# [EXERCISE MATERIALS]
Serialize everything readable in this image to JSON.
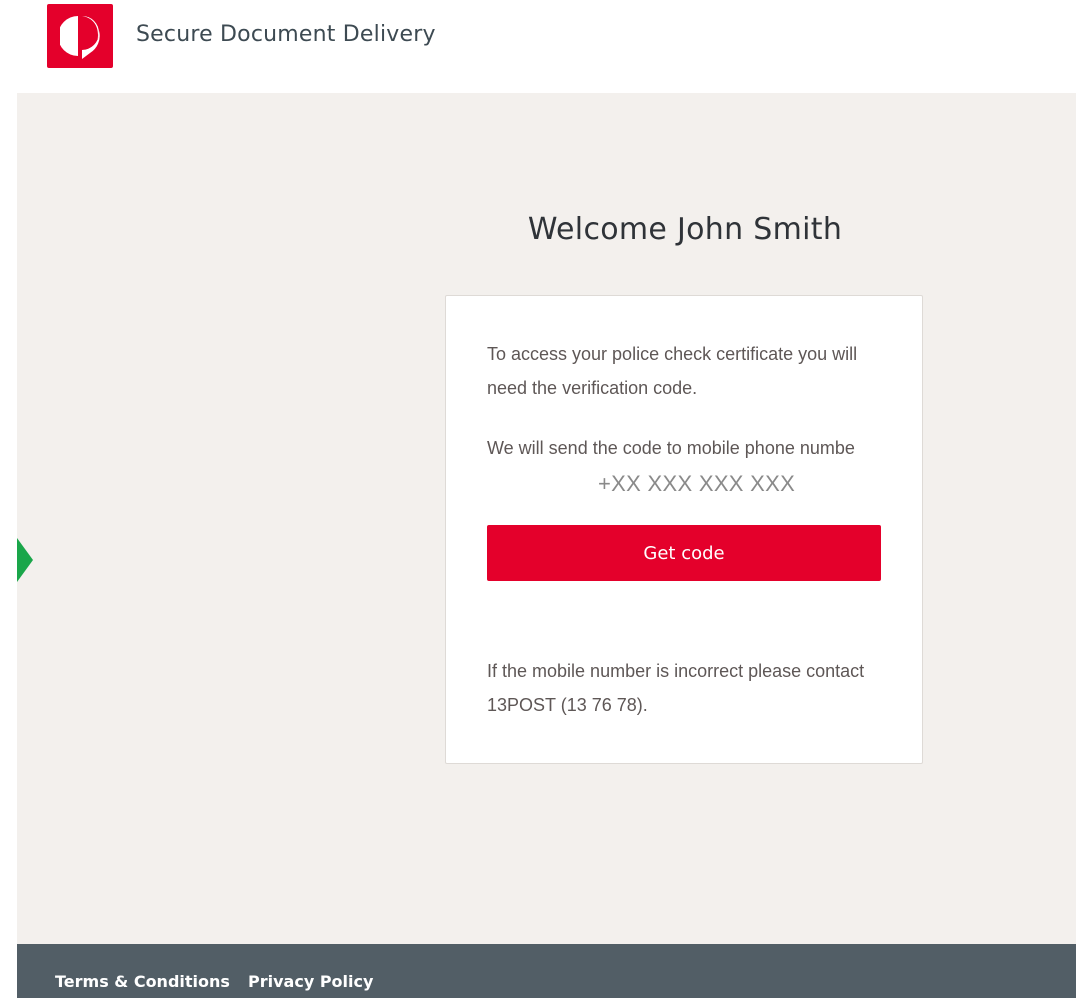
{
  "header": {
    "logo_icon": "australia-post-logo-icon",
    "brand_color": "#e4002b",
    "title": "Secure Document Delivery"
  },
  "main": {
    "welcome": "Welcome John Smith",
    "arrow_icon": "green-arrow-right-icon",
    "card": {
      "intro": "To access your police check certificate you will need the verification code.",
      "send_prefix": "We will send the code to mobile phone numbe",
      "phone_number": "+XX XXX XXX XXX",
      "button_label": "Get code",
      "contact_note": "If the mobile number is incorrect please contact 13POST (13 76 78)."
    }
  },
  "footer": {
    "links": [
      "Terms & Conditions",
      "Privacy Policy"
    ]
  }
}
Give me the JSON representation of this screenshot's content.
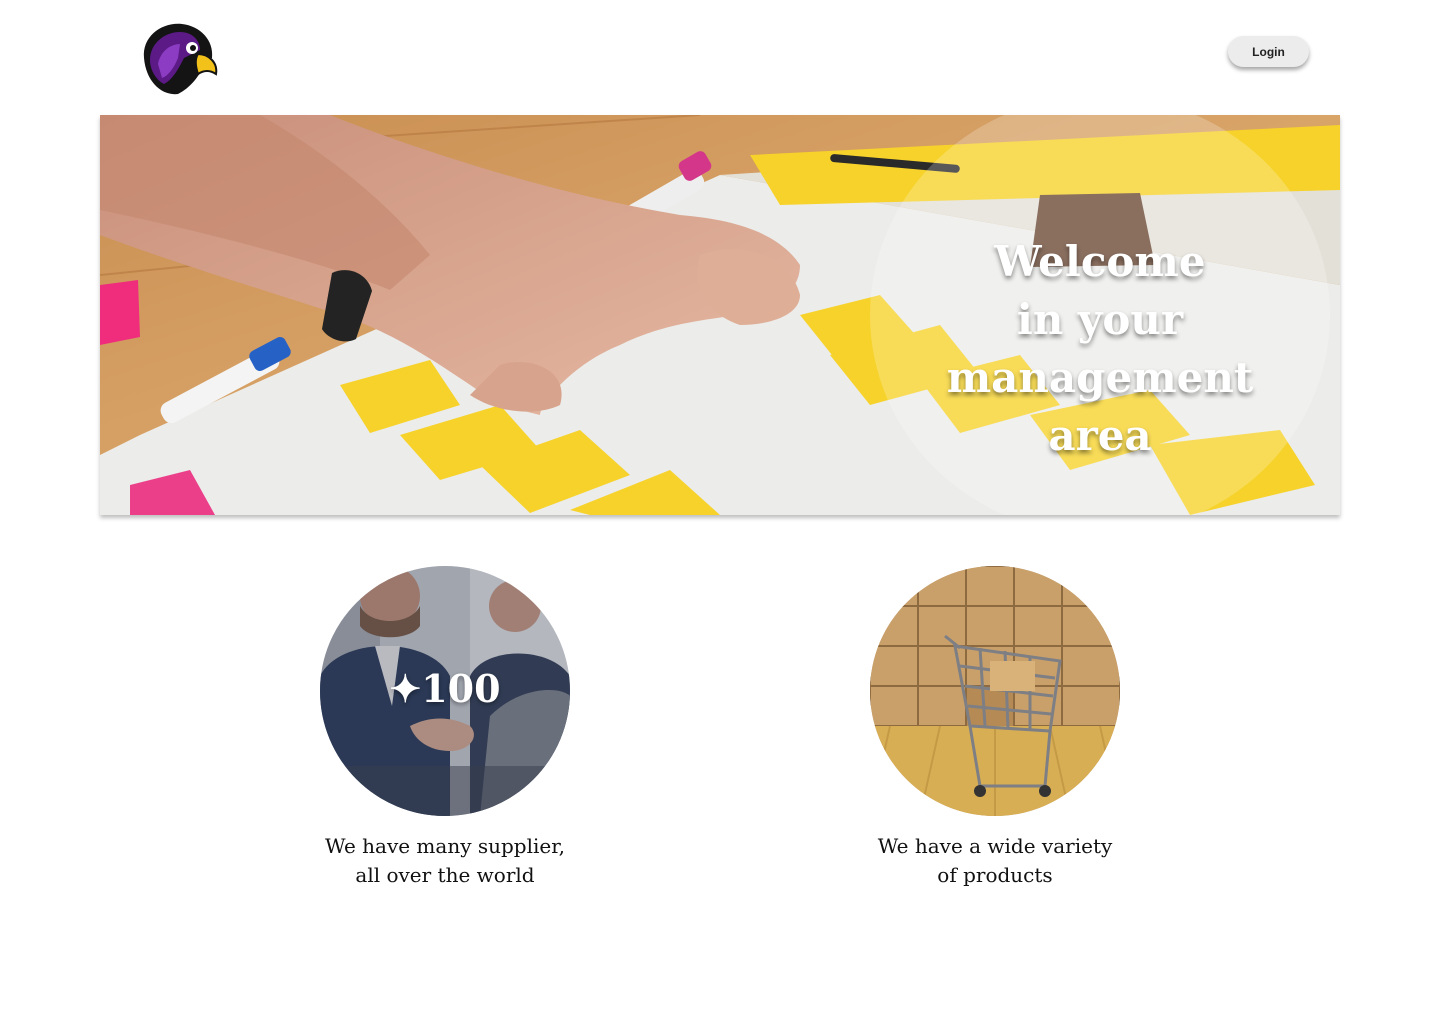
{
  "header": {
    "logo_icon": "falcon-logo-icon",
    "login_label": "Login"
  },
  "hero": {
    "title_line1": "Welcome",
    "title_line2": "in your management",
    "title_line3": "area",
    "image": "team-planning-sticky-notes-photo"
  },
  "features": [
    {
      "badge": "✦100",
      "caption_line1": "We have many supplier,",
      "caption_line2": "all over the world",
      "image": "business-handshake-photo"
    },
    {
      "caption_line1": "We have a wide variety",
      "caption_line2": "of products",
      "image": "shopping-cart-boxes-photo"
    }
  ],
  "colors": {
    "logo_purple": "#5b1a86",
    "logo_beak": "#f2c21b",
    "sticky_yellow": "#f6d22a",
    "button_bg": "#ececec"
  }
}
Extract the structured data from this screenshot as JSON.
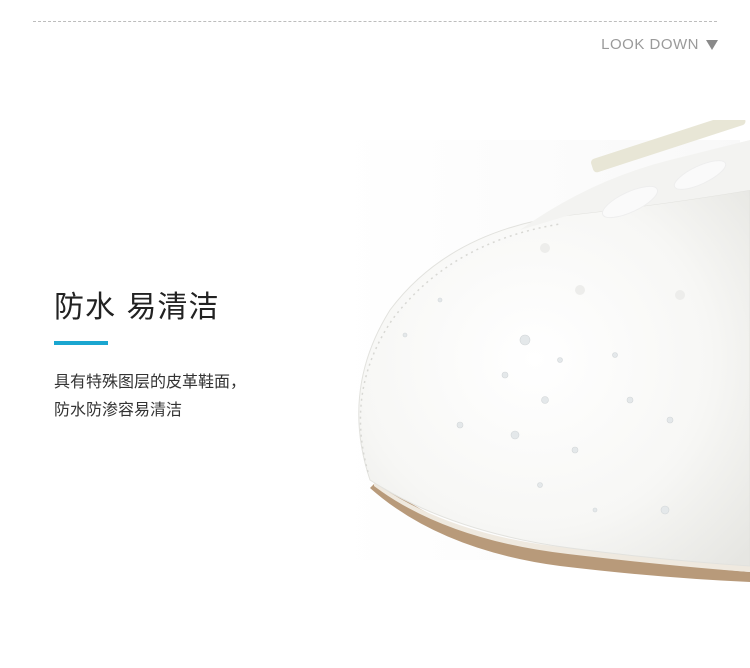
{
  "header": {
    "look_down_label": "LOOK DOWN"
  },
  "feature": {
    "title": "防水 易清洁",
    "description_lines": [
      "具有特殊图层的皮革鞋面，",
      "防水防渗容易清洁"
    ]
  },
  "colors": {
    "accent": "#1aa6d0",
    "text": "#222222",
    "muted": "#9a9a9a"
  },
  "image": {
    "subject": "white-leather-shoe-toe-with-water-droplets"
  }
}
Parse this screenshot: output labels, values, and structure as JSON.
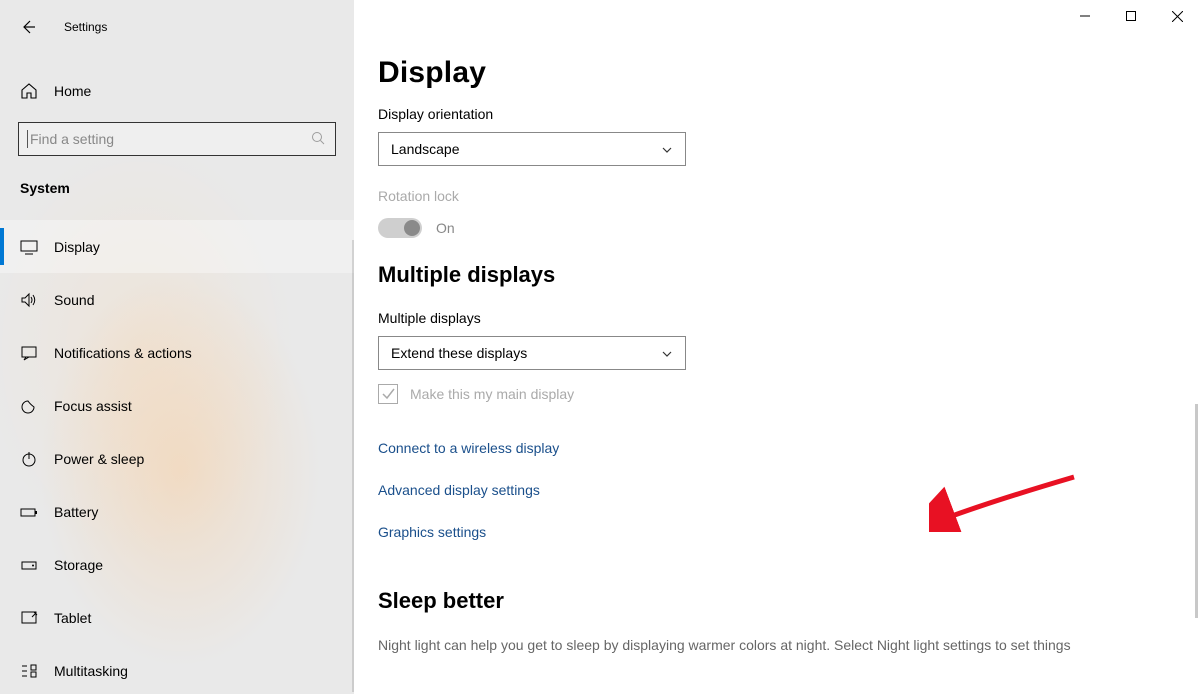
{
  "window": {
    "title": "Settings"
  },
  "sidebar": {
    "home_label": "Home",
    "search_placeholder": "Find a setting",
    "category_label": "System",
    "items": [
      {
        "label": "Display",
        "icon": "display-icon",
        "active": true
      },
      {
        "label": "Sound",
        "icon": "sound-icon"
      },
      {
        "label": "Notifications & actions",
        "icon": "notifications-icon"
      },
      {
        "label": "Focus assist",
        "icon": "focus-icon"
      },
      {
        "label": "Power & sleep",
        "icon": "power-icon"
      },
      {
        "label": "Battery",
        "icon": "battery-icon"
      },
      {
        "label": "Storage",
        "icon": "storage-icon"
      },
      {
        "label": "Tablet",
        "icon": "tablet-icon"
      },
      {
        "label": "Multitasking",
        "icon": "multitasking-icon"
      }
    ]
  },
  "main": {
    "page_title": "Display",
    "orientation_label": "Display orientation",
    "orientation_value": "Landscape",
    "rotation_lock_label": "Rotation lock",
    "rotation_lock_value": "On",
    "multiple_displays_title": "Multiple displays",
    "multiple_displays_label": "Multiple displays",
    "multiple_displays_value": "Extend these displays",
    "main_display_checkbox": "Make this my main display",
    "link_wireless": "Connect to a wireless display",
    "link_advanced": "Advanced display settings",
    "link_graphics": "Graphics settings",
    "sleep_title": "Sleep better",
    "sleep_body": "Night light can help you get to sleep by displaying warmer colors at night. Select Night light settings to set things"
  }
}
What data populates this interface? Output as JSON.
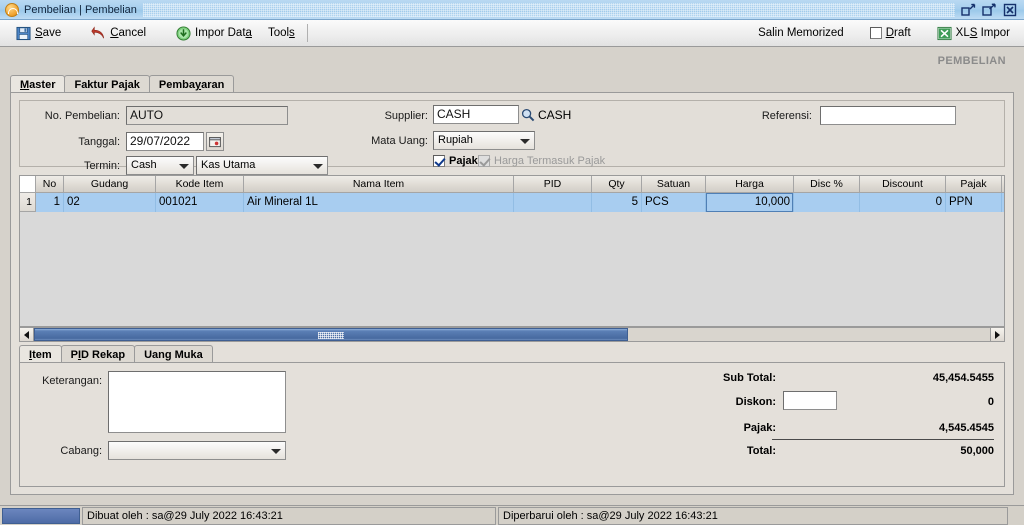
{
  "window": {
    "title": "Pembelian | Pembelian",
    "app_icon": "orange-circle-icon",
    "buttons": [
      {
        "name": "restore-window-button",
        "glyph": "restore"
      },
      {
        "name": "maximize-window-button",
        "glyph": "maximize"
      },
      {
        "name": "close-window-button",
        "glyph": "close"
      }
    ]
  },
  "toolbar": {
    "save_label": "Save",
    "cancel_label": "Cancel",
    "impor_data_label": "Impor Data",
    "tools_label": "Tools",
    "salin_memorized_label": "Salin Memorized",
    "draft_label": "Draft",
    "draft_checked": false,
    "xls_impor_label": "XLS Impor"
  },
  "module_label": "PEMBELIAN",
  "tabs": [
    {
      "label": "Master",
      "active": true
    },
    {
      "label": "Faktur Pajak",
      "active": false
    },
    {
      "label": "Pembayaran",
      "active": false
    }
  ],
  "form": {
    "no_pembelian_label": "No. Pembelian:",
    "no_pembelian_value": "AUTO",
    "tanggal_label": "Tanggal:",
    "tanggal_value": "29/07/2022",
    "termin_label": "Termin:",
    "termin_value": "Cash",
    "termin_akun_value": "Kas Utama",
    "supplier_label": "Supplier:",
    "supplier_value": "CASH",
    "supplier_name": "CASH",
    "mata_uang_label": "Mata Uang:",
    "mata_uang_value": "Rupiah",
    "pajak_label": "Pajak",
    "pajak_checked": true,
    "harga_termasuk_pajak_label": "Harga Termasuk Pajak",
    "harga_termasuk_pajak_checked": true,
    "harga_termasuk_pajak_disabled": true,
    "referensi_label": "Referensi:",
    "referensi_value": ""
  },
  "grid": {
    "columns": [
      "No",
      "Gudang",
      "Kode Item",
      "Nama Item",
      "PID",
      "Qty",
      "Satuan",
      "Harga",
      "Disc %",
      "Discount",
      "Pajak",
      ""
    ],
    "rows": [
      {
        "row_header": "1",
        "No": "1",
        "Gudang": "02",
        "Kode Item": "001021",
        "Nama Item": "Air Mineral 1L",
        "PID": "",
        "Qty": "5",
        "Satuan": "PCS",
        "Harga": "10,000",
        "Disc %": "",
        "Discount": "0",
        "Pajak": "PPN",
        "extra": ""
      }
    ]
  },
  "bottom_tabs": [
    {
      "label": "Item",
      "active": true
    },
    {
      "label": "PID Rekap",
      "active": false
    },
    {
      "label": "Uang Muka",
      "active": false
    }
  ],
  "bottom": {
    "keterangan_label": "Keterangan:",
    "keterangan_value": "",
    "cabang_label": "Cabang:",
    "cabang_value": "",
    "sub_total_label": "Sub Total:",
    "sub_total_value": "45,454.5455",
    "diskon_label": "Diskon:",
    "diskon_input_value": "",
    "diskon_value": "0",
    "pajak_label": "Pajak:",
    "pajak_value": "4,545.4545",
    "total_label": "Total:",
    "total_value": "50,000"
  },
  "status": {
    "created": "Dibuat oleh : sa@29 July 2022  16:43:21",
    "updated": "Diperbarui oleh : sa@29 July 2022  16:43:21"
  }
}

# [EXERCISE DESCRIPTION]
Give every line back word for word and leave the pictures out.

# [EXERCISE RESULT]
Serialize everything readable in this image to JSON.
{
  "header": {
    "logo_icon": "australia-post-logo-icon",
    "brand_color": "#e4002b",
    "title": "Secure Document Delivery"
  },
  "main": {
    "welcome": "Welcome John Smith",
    "arrow_icon": "green-arrow-right-icon",
    "card": {
      "intro": "To access your police check certificate you will need the verification code.",
      "send_prefix": "We will send the code to mobile phone numbe",
      "phone_number": "+XX XXX XXX XXX",
      "button_label": "Get code",
      "contact_note": "If the mobile number is incorrect please contact 13POST (13 76 78)."
    }
  },
  "footer": {
    "links": [
      "Terms & Conditions",
      "Privacy Policy"
    ]
  }
}
Give me the JSON representation of this screenshot's content.
{
  "header": {
    "logo_icon": "falcon-logo-icon",
    "login_label": "Login"
  },
  "hero": {
    "title_line1": "Welcome",
    "title_line2": "in your management",
    "title_line3": "area",
    "image": "team-planning-sticky-notes-photo"
  },
  "features": [
    {
      "badge": "✦100",
      "caption_line1": "We have many supplier,",
      "caption_line2": "all over the world",
      "image": "business-handshake-photo"
    },
    {
      "caption_line1": "We have a wide variety",
      "caption_line2": "of products",
      "image": "shopping-cart-boxes-photo"
    }
  ],
  "colors": {
    "logo_purple": "#5b1a86",
    "logo_beak": "#f2c21b",
    "sticky_yellow": "#f6d22a",
    "button_bg": "#ececec"
  }
}
Extract the structured data from this screenshot as JSON.
{
  "header": {
    "look_down_label": "LOOK DOWN"
  },
  "feature": {
    "title": "防水 易清洁",
    "description_lines": [
      "具有特殊图层的皮革鞋面，",
      "防水防渗容易清洁"
    ]
  },
  "colors": {
    "accent": "#1aa6d0",
    "text": "#222222",
    "muted": "#9a9a9a"
  },
  "image": {
    "subject": "white-leather-shoe-toe-with-water-droplets"
  }
}
Parse this screenshot: output labels, values, and structure as JSON.
{
  "window": {
    "title": "Settings"
  },
  "sidebar": {
    "home_label": "Home",
    "search_placeholder": "Find a setting",
    "category_label": "System",
    "items": [
      {
        "label": "Display",
        "icon": "display-icon",
        "active": true
      },
      {
        "label": "Sound",
        "icon": "sound-icon"
      },
      {
        "label": "Notifications & actions",
        "icon": "notifications-icon"
      },
      {
        "label": "Focus assist",
        "icon": "focus-icon"
      },
      {
        "label": "Power & sleep",
        "icon": "power-icon"
      },
      {
        "label": "Battery",
        "icon": "battery-icon"
      },
      {
        "label": "Storage",
        "icon": "storage-icon"
      },
      {
        "label": "Tablet",
        "icon": "tablet-icon"
      },
      {
        "label": "Multitasking",
        "icon": "multitasking-icon"
      }
    ]
  },
  "main": {
    "page_title": "Display",
    "orientation_label": "Display orientation",
    "orientation_value": "Landscape",
    "rotation_lock_label": "Rotation lock",
    "rotation_lock_value": "On",
    "multiple_displays_title": "Multiple displays",
    "multiple_displays_label": "Multiple displays",
    "multiple_displays_value": "Extend these displays",
    "main_display_checkbox": "Make this my main display",
    "link_wireless": "Connect to a wireless display",
    "link_advanced": "Advanced display settings",
    "link_graphics": "Graphics settings",
    "sleep_title": "Sleep better",
    "sleep_body": "Night light can help you get to sleep by displaying warmer colors at night. Select Night light settings to set things"
  }
}
What data populates this interface? Output as JSON.
{
  "window": {
    "title": "Pembelian | Pembelian",
    "app_icon": "orange-circle-icon",
    "buttons": [
      {
        "name": "restore-window-button",
        "glyph": "restore"
      },
      {
        "name": "maximize-window-button",
        "glyph": "maximize"
      },
      {
        "name": "close-window-button",
        "glyph": "close"
      }
    ]
  },
  "toolbar": {
    "save_label": "Save",
    "cancel_label": "Cancel",
    "impor_data_label": "Impor Data",
    "tools_label": "Tools",
    "salin_memorized_label": "Salin Memorized",
    "draft_label": "Draft",
    "draft_checked": false,
    "xls_impor_label": "XLS Impor"
  },
  "module_label": "PEMBELIAN",
  "tabs": [
    {
      "label": "Master",
      "active": true
    },
    {
      "label": "Faktur Pajak",
      "active": false
    },
    {
      "label": "Pembayaran",
      "active": false
    }
  ],
  "form": {
    "no_pembelian_label": "No. Pembelian:",
    "no_pembelian_value": "AUTO",
    "tanggal_label": "Tanggal:",
    "tanggal_value": "29/07/2022",
    "termin_label": "Termin:",
    "termin_value": "Cash",
    "termin_akun_value": "Kas Utama",
    "supplier_label": "Supplier:",
    "supplier_value": "CASH",
    "supplier_name": "CASH",
    "mata_uang_label": "Mata Uang:",
    "mata_uang_value": "Rupiah",
    "pajak_label": "Pajak",
    "pajak_checked": true,
    "harga_termasuk_pajak_label": "Harga Termasuk Pajak",
    "harga_termasuk_pajak_checked": true,
    "harga_termasuk_pajak_disabled": true,
    "referensi_label": "Referensi:",
    "referensi_value": ""
  },
  "grid": {
    "columns": [
      "No",
      "Gudang",
      "Kode Item",
      "Nama Item",
      "PID",
      "Qty",
      "Satuan",
      "Harga",
      "Disc %",
      "Discount",
      "Pajak",
      ""
    ],
    "rows": [
      {
        "row_header": "1",
        "No": "1",
        "Gudang": "02",
        "Kode Item": "001021",
        "Nama Item": "Air Mineral 1L",
        "PID": "",
        "Qty": "5",
        "Satuan": "PCS",
        "Harga": "10,000",
        "Disc %": "",
        "Discount": "0",
        "Pajak": "PPN",
        "extra": ""
      }
    ]
  },
  "bottom_tabs": [
    {
      "label": "Item",
      "active": true
    },
    {
      "label": "PID Rekap",
      "active": false
    },
    {
      "label": "Uang Muka",
      "active": false
    }
  ],
  "bottom": {
    "keterangan_label": "Keterangan:",
    "keterangan_value": "",
    "cabang_label": "Cabang:",
    "cabang_value": "",
    "sub_total_label": "Sub Total:",
    "sub_total_value": "45,454.5455",
    "diskon_label": "Diskon:",
    "diskon_input_value": "",
    "diskon_value": "0",
    "pajak_label": "Pajak:",
    "pajak_value": "4,545.4545",
    "total_label": "Total:",
    "total_value": "50,000"
  },
  "status": {
    "created": "Dibuat oleh : sa@29 July 2022  16:43:21",
    "updated": "Diperbarui oleh : sa@29 July 2022  16:43:21"
  }
}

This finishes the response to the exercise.